◆ EXERCISE REQUIREMENTS ◆
Count the lines below that contain the word "scheme" and give only that number.

◆ TASK MATERIAL ◆
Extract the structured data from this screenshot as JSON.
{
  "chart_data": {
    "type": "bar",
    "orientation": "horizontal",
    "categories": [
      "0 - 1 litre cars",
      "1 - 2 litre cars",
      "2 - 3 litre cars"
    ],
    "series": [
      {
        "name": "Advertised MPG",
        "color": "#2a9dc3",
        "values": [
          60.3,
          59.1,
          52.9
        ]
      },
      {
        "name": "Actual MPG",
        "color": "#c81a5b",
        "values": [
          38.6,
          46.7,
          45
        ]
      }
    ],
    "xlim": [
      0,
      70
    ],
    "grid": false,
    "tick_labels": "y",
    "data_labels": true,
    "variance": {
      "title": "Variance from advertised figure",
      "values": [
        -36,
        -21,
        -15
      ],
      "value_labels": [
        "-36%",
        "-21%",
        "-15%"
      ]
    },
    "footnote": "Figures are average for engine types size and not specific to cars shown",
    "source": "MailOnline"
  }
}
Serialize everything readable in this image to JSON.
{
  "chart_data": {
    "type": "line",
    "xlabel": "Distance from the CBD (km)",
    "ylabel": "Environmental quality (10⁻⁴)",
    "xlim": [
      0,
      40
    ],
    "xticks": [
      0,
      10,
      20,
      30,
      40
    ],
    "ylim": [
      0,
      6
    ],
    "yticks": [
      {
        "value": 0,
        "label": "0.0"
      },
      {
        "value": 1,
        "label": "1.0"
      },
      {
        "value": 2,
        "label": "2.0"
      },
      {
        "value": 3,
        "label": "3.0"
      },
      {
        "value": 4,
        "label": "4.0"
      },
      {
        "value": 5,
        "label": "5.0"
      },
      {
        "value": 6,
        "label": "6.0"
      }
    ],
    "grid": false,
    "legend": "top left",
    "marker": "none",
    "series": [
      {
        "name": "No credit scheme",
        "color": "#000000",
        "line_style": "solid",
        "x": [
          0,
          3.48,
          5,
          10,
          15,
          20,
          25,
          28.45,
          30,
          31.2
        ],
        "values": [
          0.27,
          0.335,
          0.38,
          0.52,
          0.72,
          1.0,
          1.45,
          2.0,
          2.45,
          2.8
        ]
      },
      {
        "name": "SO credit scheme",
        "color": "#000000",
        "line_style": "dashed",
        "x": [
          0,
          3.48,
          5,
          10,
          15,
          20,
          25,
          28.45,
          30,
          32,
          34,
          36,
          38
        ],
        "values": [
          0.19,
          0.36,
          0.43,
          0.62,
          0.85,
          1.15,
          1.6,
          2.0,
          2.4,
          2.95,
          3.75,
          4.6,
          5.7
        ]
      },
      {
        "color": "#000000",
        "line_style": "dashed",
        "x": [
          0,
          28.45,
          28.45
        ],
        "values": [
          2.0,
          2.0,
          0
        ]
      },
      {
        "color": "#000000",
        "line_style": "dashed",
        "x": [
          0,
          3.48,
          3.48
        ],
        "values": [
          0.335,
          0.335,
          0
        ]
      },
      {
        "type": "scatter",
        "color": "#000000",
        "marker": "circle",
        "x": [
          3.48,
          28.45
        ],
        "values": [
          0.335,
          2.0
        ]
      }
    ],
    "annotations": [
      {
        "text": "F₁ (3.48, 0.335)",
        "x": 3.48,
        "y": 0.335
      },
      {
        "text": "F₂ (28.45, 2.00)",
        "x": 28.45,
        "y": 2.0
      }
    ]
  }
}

◆ THE REPLY ◆
2